Extracted data entries:
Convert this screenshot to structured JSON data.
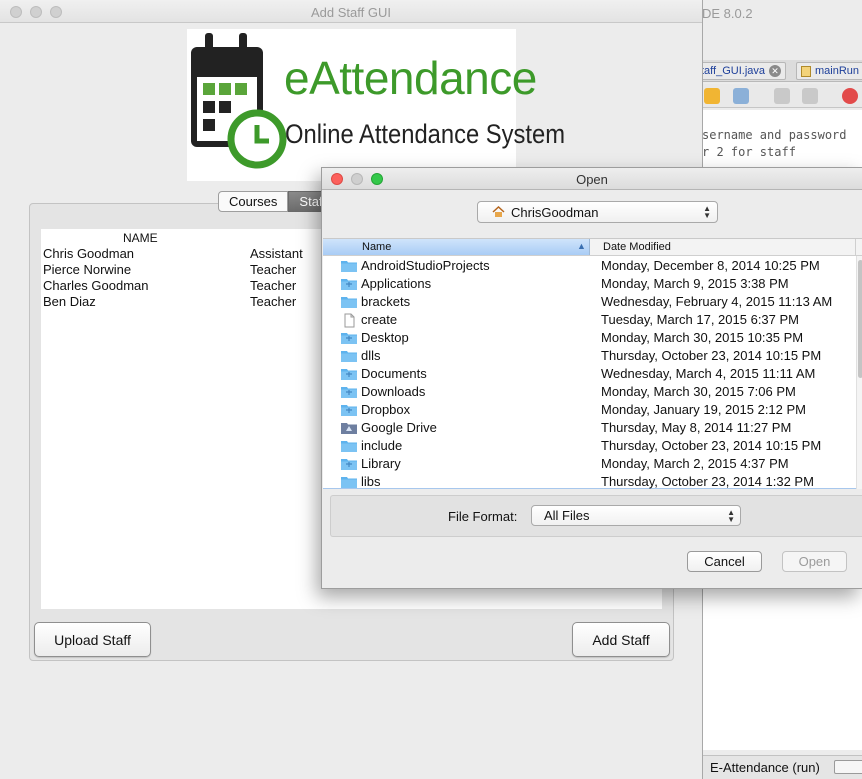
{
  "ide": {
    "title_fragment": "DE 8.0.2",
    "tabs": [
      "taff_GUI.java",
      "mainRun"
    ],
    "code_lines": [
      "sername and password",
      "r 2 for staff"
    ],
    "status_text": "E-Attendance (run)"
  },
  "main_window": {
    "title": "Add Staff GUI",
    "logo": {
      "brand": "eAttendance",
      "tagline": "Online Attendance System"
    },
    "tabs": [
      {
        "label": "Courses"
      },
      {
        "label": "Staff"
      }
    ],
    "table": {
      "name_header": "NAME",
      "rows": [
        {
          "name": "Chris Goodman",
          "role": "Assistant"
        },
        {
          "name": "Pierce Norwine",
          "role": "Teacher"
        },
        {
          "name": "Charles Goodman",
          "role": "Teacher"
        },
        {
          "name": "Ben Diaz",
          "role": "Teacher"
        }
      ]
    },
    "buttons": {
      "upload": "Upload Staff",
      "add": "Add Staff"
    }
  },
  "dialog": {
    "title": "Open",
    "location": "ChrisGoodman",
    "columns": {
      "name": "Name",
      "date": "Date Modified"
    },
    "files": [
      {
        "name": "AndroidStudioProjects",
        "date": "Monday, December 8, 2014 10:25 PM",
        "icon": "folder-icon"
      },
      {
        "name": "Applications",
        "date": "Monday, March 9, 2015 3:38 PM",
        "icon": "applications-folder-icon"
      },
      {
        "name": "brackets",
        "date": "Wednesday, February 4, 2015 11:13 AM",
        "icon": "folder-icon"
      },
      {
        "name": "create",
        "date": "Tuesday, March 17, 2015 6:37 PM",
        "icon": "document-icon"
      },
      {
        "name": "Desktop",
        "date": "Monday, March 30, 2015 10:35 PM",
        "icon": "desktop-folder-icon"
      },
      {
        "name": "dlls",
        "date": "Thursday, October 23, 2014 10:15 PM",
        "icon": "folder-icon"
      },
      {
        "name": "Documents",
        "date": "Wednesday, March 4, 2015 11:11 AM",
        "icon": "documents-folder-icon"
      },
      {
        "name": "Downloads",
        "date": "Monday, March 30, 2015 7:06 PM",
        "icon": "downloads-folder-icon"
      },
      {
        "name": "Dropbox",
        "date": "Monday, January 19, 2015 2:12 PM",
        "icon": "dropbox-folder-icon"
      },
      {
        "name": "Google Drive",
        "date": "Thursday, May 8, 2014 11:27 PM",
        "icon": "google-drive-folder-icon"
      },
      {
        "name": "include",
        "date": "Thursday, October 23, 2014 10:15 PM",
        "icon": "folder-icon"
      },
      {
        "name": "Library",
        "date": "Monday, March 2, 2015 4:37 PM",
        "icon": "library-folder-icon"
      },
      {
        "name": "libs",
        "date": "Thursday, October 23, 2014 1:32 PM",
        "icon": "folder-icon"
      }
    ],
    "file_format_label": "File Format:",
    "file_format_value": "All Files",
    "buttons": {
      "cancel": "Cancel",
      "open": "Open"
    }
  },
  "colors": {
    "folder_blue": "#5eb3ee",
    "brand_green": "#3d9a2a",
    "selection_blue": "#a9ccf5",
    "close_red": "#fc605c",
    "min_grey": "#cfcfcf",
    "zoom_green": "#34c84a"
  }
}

• Directions for this task:
Reproduce each entry verbatim, excluding any embedded images.

• Solution below:
Convert this screenshot to structured JSON data.
{
  "ide": {
    "title_fragment": "DE 8.0.2",
    "tabs": [
      "taff_GUI.java",
      "mainRun"
    ],
    "code_lines": [
      "sername and password",
      "r 2 for staff"
    ],
    "status_text": "E-Attendance (run)"
  },
  "main_window": {
    "title": "Add Staff GUI",
    "logo": {
      "brand": "eAttendance",
      "tagline": "Online Attendance System"
    },
    "tabs": [
      {
        "label": "Courses"
      },
      {
        "label": "Staff"
      }
    ],
    "table": {
      "name_header": "NAME",
      "rows": [
        {
          "name": "Chris Goodman",
          "role": "Assistant"
        },
        {
          "name": "Pierce Norwine",
          "role": "Teacher"
        },
        {
          "name": "Charles Goodman",
          "role": "Teacher"
        },
        {
          "name": "Ben Diaz",
          "role": "Teacher"
        }
      ]
    },
    "buttons": {
      "upload": "Upload Staff",
      "add": "Add Staff"
    }
  },
  "dialog": {
    "title": "Open",
    "location": "ChrisGoodman",
    "columns": {
      "name": "Name",
      "date": "Date Modified"
    },
    "files": [
      {
        "name": "AndroidStudioProjects",
        "date": "Monday, December 8, 2014 10:25 PM",
        "icon": "folder-icon"
      },
      {
        "name": "Applications",
        "date": "Monday, March 9, 2015 3:38 PM",
        "icon": "applications-folder-icon"
      },
      {
        "name": "brackets",
        "date": "Wednesday, February 4, 2015 11:13 AM",
        "icon": "folder-icon"
      },
      {
        "name": "create",
        "date": "Tuesday, March 17, 2015 6:37 PM",
        "icon": "document-icon"
      },
      {
        "name": "Desktop",
        "date": "Monday, March 30, 2015 10:35 PM",
        "icon": "desktop-folder-icon"
      },
      {
        "name": "dlls",
        "date": "Thursday, October 23, 2014 10:15 PM",
        "icon": "folder-icon"
      },
      {
        "name": "Documents",
        "date": "Wednesday, March 4, 2015 11:11 AM",
        "icon": "documents-folder-icon"
      },
      {
        "name": "Downloads",
        "date": "Monday, March 30, 2015 7:06 PM",
        "icon": "downloads-folder-icon"
      },
      {
        "name": "Dropbox",
        "date": "Monday, January 19, 2015 2:12 PM",
        "icon": "dropbox-folder-icon"
      },
      {
        "name": "Google Drive",
        "date": "Thursday, May 8, 2014 11:27 PM",
        "icon": "google-drive-folder-icon"
      },
      {
        "name": "include",
        "date": "Thursday, October 23, 2014 10:15 PM",
        "icon": "folder-icon"
      },
      {
        "name": "Library",
        "date": "Monday, March 2, 2015 4:37 PM",
        "icon": "library-folder-icon"
      },
      {
        "name": "libs",
        "date": "Thursday, October 23, 2014 1:32 PM",
        "icon": "folder-icon"
      }
    ],
    "file_format_label": "File Format:",
    "file_format_value": "All Files",
    "buttons": {
      "cancel": "Cancel",
      "open": "Open"
    }
  },
  "colors": {
    "folder_blue": "#5eb3ee",
    "brand_green": "#3d9a2a",
    "selection_blue": "#a9ccf5",
    "close_red": "#fc605c",
    "min_grey": "#cfcfcf",
    "zoom_green": "#34c84a"
  }
}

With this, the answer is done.